**Input material**
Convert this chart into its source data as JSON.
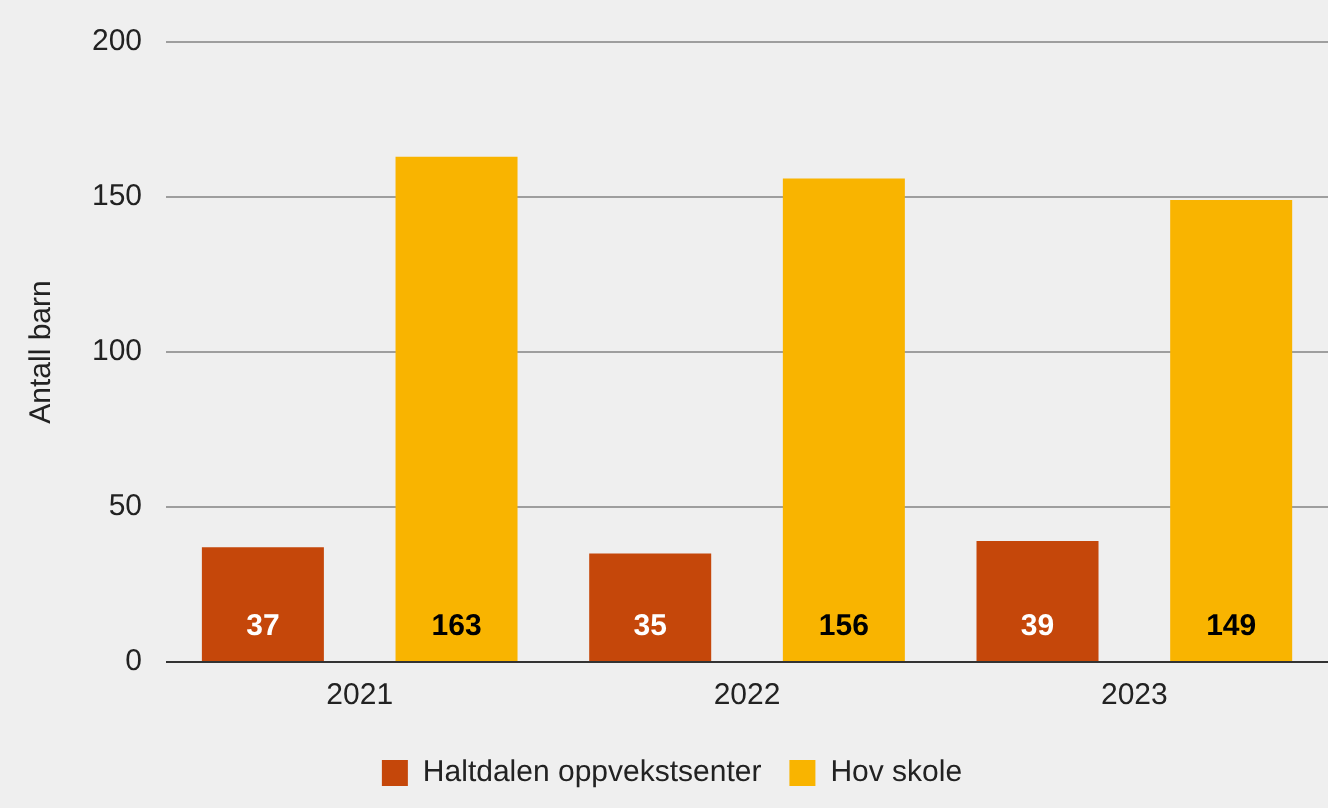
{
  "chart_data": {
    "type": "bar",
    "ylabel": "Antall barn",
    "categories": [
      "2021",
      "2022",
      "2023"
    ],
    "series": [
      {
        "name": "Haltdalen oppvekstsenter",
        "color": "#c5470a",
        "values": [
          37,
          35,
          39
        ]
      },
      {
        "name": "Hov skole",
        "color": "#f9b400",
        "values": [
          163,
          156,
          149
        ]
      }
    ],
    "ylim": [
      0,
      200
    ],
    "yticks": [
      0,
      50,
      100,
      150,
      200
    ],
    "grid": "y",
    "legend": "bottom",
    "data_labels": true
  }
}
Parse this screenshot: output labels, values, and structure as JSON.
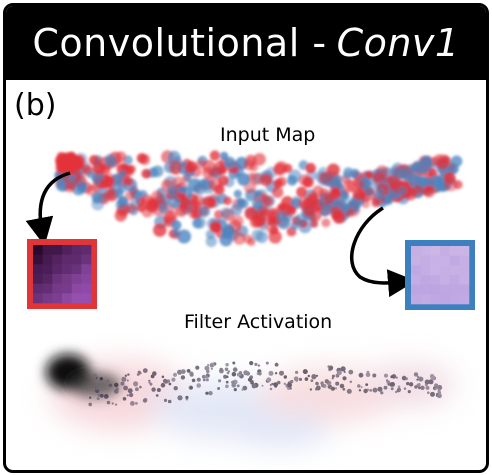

---

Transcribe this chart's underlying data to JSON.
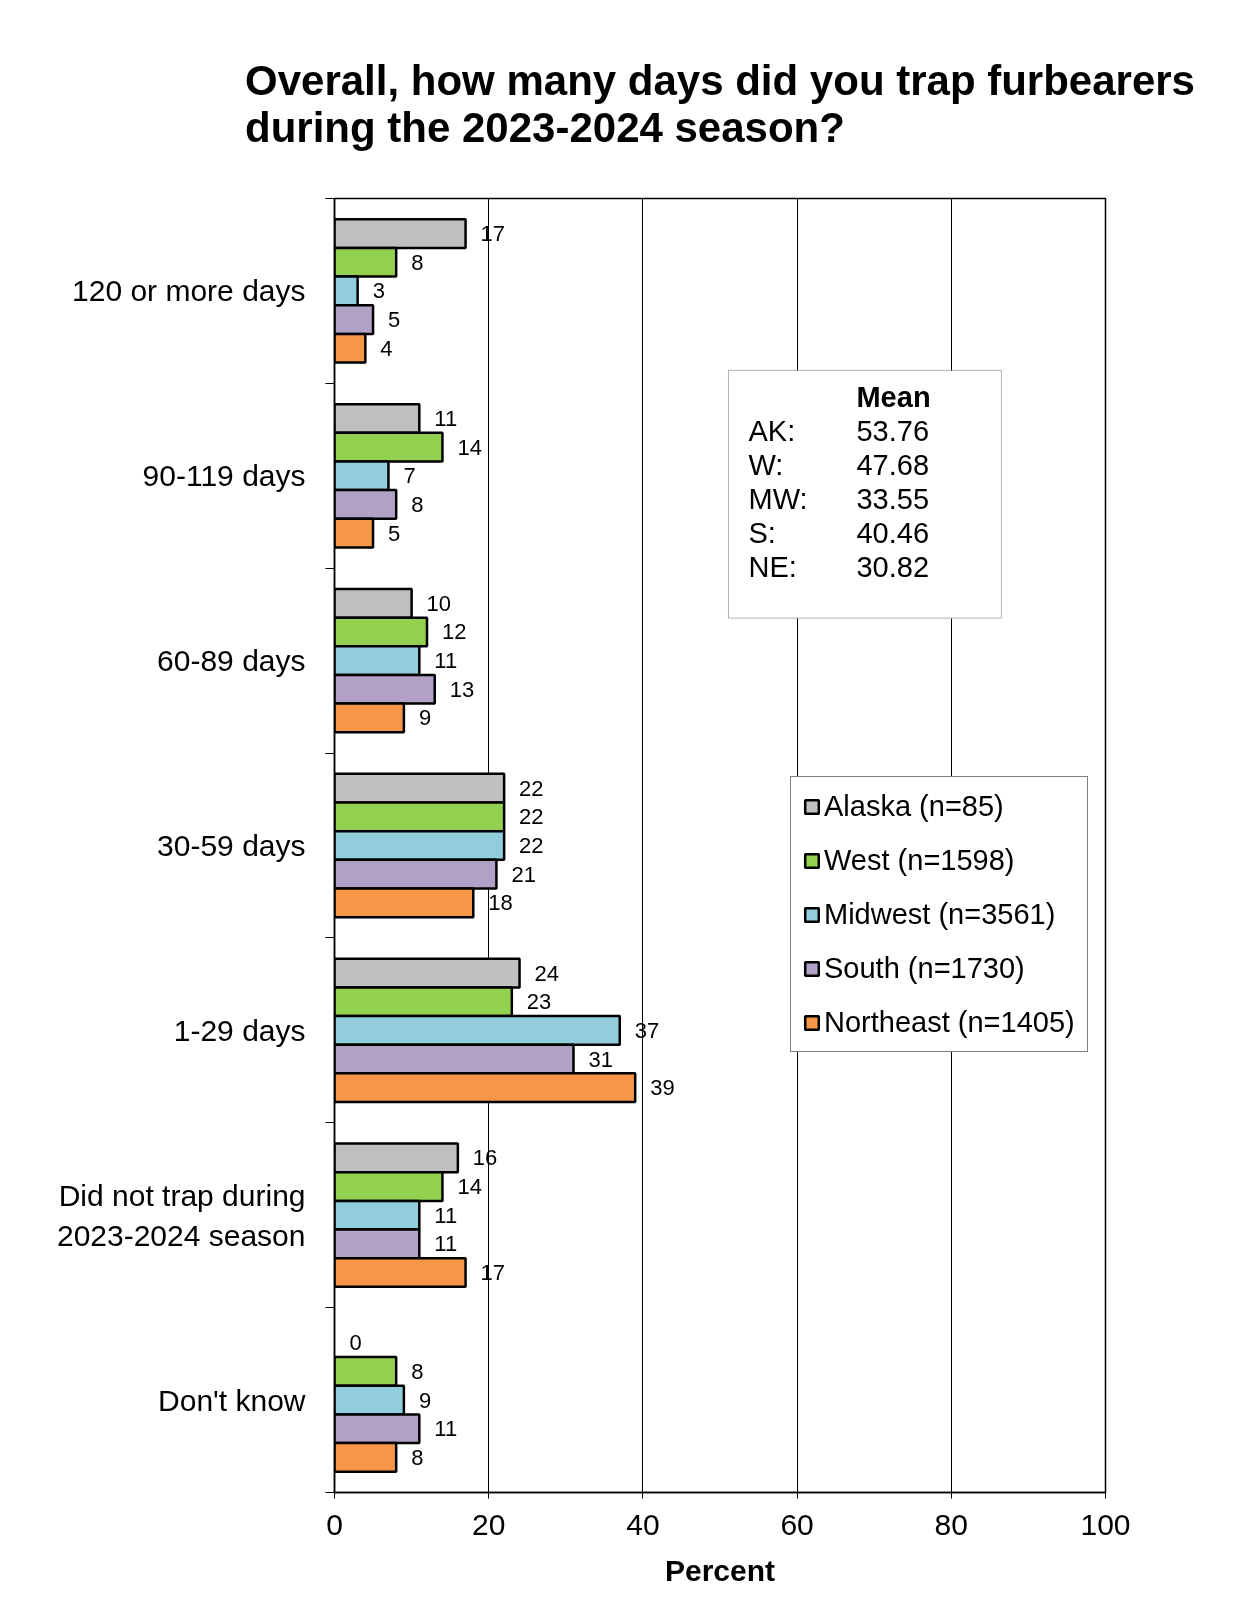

**The request**
Except for the pictures, write out exactly the lines from the line that contains "Convert this chart" through the line that contains "Parse this screenshot: output", including both.

**Full answer**
Convert this chart into its source data as JSON.
{
  "chart_data": {
    "type": "bar",
    "ylabel": "Antall barn",
    "categories": [
      "2021",
      "2022",
      "2023"
    ],
    "series": [
      {
        "name": "Haltdalen oppvekstsenter",
        "color": "#c5470a",
        "values": [
          37,
          35,
          39
        ]
      },
      {
        "name": "Hov skole",
        "color": "#f9b400",
        "values": [
          163,
          156,
          149
        ]
      }
    ],
    "ylim": [
      0,
      200
    ],
    "yticks": [
      0,
      50,
      100,
      150,
      200
    ],
    "grid": "y",
    "legend": "bottom",
    "data_labels": true
  }
}
Parse this screenshot: output labels, values, and structure as JSON.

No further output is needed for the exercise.